WHAT YOU NEED TO DO
Print the listing below exactly.

** START PROVIDED DATA **

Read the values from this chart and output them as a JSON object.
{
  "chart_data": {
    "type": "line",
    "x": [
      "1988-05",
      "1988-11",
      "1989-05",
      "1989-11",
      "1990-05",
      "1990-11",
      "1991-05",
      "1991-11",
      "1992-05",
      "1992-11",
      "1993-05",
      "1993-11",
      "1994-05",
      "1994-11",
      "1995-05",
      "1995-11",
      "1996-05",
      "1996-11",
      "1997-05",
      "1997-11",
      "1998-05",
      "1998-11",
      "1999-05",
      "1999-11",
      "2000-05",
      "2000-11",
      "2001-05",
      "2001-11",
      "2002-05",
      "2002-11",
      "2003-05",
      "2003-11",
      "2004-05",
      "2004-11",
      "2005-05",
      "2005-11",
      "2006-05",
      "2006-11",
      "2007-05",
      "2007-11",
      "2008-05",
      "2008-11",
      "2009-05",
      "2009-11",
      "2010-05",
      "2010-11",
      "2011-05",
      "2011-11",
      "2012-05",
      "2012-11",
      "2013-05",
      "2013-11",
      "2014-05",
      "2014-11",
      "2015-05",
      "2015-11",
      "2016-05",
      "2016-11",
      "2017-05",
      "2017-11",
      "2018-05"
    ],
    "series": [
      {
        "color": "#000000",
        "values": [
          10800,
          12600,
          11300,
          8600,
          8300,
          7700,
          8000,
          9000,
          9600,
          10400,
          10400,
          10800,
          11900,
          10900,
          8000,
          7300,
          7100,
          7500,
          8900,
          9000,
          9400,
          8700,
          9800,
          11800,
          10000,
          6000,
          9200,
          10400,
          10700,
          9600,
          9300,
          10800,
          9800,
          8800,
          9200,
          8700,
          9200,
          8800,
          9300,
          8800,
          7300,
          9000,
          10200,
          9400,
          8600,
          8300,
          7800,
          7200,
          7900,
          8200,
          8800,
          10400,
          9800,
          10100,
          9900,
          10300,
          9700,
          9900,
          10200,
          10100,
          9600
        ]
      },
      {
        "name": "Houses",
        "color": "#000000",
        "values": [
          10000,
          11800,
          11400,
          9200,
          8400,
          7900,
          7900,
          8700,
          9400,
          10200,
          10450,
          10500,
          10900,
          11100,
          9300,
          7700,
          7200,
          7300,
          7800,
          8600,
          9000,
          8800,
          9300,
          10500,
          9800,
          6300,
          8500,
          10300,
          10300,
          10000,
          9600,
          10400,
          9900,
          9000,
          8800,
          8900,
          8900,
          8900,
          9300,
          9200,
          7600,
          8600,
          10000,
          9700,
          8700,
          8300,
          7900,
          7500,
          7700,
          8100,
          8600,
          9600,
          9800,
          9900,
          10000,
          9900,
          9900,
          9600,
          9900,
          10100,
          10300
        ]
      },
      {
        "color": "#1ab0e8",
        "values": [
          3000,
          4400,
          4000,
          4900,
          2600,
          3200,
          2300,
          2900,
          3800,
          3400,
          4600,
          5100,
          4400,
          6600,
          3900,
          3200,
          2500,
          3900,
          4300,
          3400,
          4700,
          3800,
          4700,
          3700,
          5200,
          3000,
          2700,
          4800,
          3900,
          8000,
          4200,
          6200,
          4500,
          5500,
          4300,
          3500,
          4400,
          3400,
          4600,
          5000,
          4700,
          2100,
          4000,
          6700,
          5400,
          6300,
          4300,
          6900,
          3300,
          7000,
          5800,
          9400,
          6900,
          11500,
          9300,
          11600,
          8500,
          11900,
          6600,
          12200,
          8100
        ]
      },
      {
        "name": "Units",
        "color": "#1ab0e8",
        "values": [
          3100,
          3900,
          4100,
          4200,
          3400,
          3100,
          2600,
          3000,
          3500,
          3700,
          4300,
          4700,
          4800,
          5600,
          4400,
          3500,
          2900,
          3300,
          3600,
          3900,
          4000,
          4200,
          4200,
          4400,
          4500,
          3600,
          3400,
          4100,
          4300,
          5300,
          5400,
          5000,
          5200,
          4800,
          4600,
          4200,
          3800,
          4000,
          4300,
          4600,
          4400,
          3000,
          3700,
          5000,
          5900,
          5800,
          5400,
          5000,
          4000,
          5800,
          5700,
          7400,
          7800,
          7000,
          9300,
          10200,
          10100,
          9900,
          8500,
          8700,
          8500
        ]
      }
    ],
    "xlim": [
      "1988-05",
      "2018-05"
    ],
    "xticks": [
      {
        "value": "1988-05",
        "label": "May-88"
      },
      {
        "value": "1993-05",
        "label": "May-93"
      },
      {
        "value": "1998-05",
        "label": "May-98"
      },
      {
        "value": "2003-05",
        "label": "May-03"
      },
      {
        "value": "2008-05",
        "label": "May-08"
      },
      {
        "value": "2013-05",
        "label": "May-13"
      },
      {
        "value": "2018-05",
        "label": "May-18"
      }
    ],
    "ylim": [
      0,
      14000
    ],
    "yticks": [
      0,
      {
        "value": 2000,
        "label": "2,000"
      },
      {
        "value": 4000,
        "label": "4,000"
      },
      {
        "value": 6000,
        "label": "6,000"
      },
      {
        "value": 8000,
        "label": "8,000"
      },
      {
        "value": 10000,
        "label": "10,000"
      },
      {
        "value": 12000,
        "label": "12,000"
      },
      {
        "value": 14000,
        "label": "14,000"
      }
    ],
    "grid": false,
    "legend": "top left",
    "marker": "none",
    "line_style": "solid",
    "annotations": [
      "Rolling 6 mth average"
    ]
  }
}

** END PROVIDED DATA **

COMPLETED TASK
Read the values from this chart and output them as a JSON object.
{
  "chart_data": {
    "type": "line",
    "x": [
      "1988-05",
      "1988-11",
      "1989-05",
      "1989-11",
      "1990-05",
      "1990-11",
      "1991-05",
      "1991-11",
      "1992-05",
      "1992-11",
      "1993-05",
      "1993-11",
      "1994-05",
      "1994-11",
      "1995-05",
      "1995-11",
      "1996-05",
      "1996-11",
      "1997-05",
      "1997-11",
      "1998-05",
      "1998-11",
      "1999-05",
      "1999-11",
      "2000-05",
      "2000-11",
      "2001-05",
      "2001-11",
      "2002-05",
      "2002-11",
      "2003-05",
      "2003-11",
      "2004-05",
      "2004-11",
      "2005-05",
      "2005-11",
      "2006-05",
      "2006-11",
      "2007-05",
      "2007-11",
      "2008-05",
      "2008-11",
      "2009-05",
      "2009-11",
      "2010-05",
      "2010-11",
      "2011-05",
      "2011-11",
      "2012-05",
      "2012-11",
      "2013-05",
      "2013-11",
      "2014-05",
      "2014-11",
      "2015-05",
      "2015-11",
      "2016-05",
      "2016-11",
      "2017-05",
      "2017-11",
      "2018-05"
    ],
    "series": [
      {
        "color": "#000000",
        "values": [
          10800,
          12600,
          11300,
          8600,
          8300,
          7700,
          8000,
          9000,
          9600,
          10400,
          10400,
          10800,
          11900,
          10900,
          8000,
          7300,
          7100,
          7500,
          8900,
          9000,
          9400,
          8700,
          9800,
          11800,
          10000,
          6000,
          9200,
          10400,
          10700,
          9600,
          9300,
          10800,
          9800,
          8800,
          9200,
          8700,
          9200,
          8800,
          9300,
          8800,
          7300,
          9000,
          10200,
          9400,
          8600,
          8300,
          7800,
          7200,
          7900,
          8200,
          8800,
          10400,
          9800,
          10100,
          9900,
          10300,
          9700,
          9900,
          10200,
          10100,
          9600
        ]
      },
      {
        "name": "Houses",
        "color": "#000000",
        "values": [
          10000,
          11800,
          11400,
          9200,
          8400,
          7900,
          7900,
          8700,
          9400,
          10200,
          10450,
          10500,
          10900,
          11100,
          9300,
          7700,
          7200,
          7300,
          7800,
          8600,
          9000,
          8800,
          9300,
          10500,
          9800,
          6300,
          8500,
          10300,
          10300,
          10000,
          9600,
          10400,
          9900,
          9000,
          8800,
          8900,
          8900,
          8900,
          9300,
          9200,
          7600,
          8600,
          10000,
          9700,
          8700,
          8300,
          7900,
          7500,
          7700,
          8100,
          8600,
          9600,
          9800,
          9900,
          10000,
          9900,
          9900,
          9600,
          9900,
          10100,
          10300
        ]
      },
      {
        "color": "#1ab0e8",
        "values": [
          3000,
          4400,
          4000,
          4900,
          2600,
          3200,
          2300,
          2900,
          3800,
          3400,
          4600,
          5100,
          4400,
          6600,
          3900,
          3200,
          2500,
          3900,
          4300,
          3400,
          4700,
          3800,
          4700,
          3700,
          5200,
          3000,
          2700,
          4800,
          3900,
          8000,
          4200,
          6200,
          4500,
          5500,
          4300,
          3500,
          4400,
          3400,
          4600,
          5000,
          4700,
          2100,
          4000,
          6700,
          5400,
          6300,
          4300,
          6900,
          3300,
          7000,
          5800,
          9400,
          6900,
          11500,
          9300,
          11600,
          8500,
          11900,
          6600,
          12200,
          8100
        ]
      },
      {
        "name": "Units",
        "color": "#1ab0e8",
        "values": [
          3100,
          3900,
          4100,
          4200,
          3400,
          3100,
          2600,
          3000,
          3500,
          3700,
          4300,
          4700,
          4800,
          5600,
          4400,
          3500,
          2900,
          3300,
          3600,
          3900,
          4000,
          4200,
          4200,
          4400,
          4500,
          3600,
          3400,
          4100,
          4300,
          5300,
          5400,
          5000,
          5200,
          4800,
          4600,
          4200,
          3800,
          4000,
          4300,
          4600,
          4400,
          3000,
          3700,
          5000,
          5900,
          5800,
          5400,
          5000,
          4000,
          5800,
          5700,
          7400,
          7800,
          7000,
          9300,
          10200,
          10100,
          9900,
          8500,
          8700,
          8500
        ]
      }
    ],
    "xlim": [
      "1988-05",
      "2018-05"
    ],
    "xticks": [
      {
        "value": "1988-05",
        "label": "May-88"
      },
      {
        "value": "1993-05",
        "label": "May-93"
      },
      {
        "value": "1998-05",
        "label": "May-98"
      },
      {
        "value": "2003-05",
        "label": "May-03"
      },
      {
        "value": "2008-05",
        "label": "May-08"
      },
      {
        "value": "2013-05",
        "label": "May-13"
      },
      {
        "value": "2018-05",
        "label": "May-18"
      }
    ],
    "ylim": [
      0,
      14000
    ],
    "yticks": [
      0,
      {
        "value": 2000,
        "label": "2,000"
      },
      {
        "value": 4000,
        "label": "4,000"
      },
      {
        "value": 6000,
        "label": "6,000"
      },
      {
        "value": 8000,
        "label": "8,000"
      },
      {
        "value": 10000,
        "label": "10,000"
      },
      {
        "value": 12000,
        "label": "12,000"
      },
      {
        "value": 14000,
        "label": "14,000"
      }
    ],
    "grid": false,
    "legend": "top left",
    "marker": "none",
    "line_style": "solid",
    "annotations": [
      "Rolling 6 mth average"
    ]
  }
}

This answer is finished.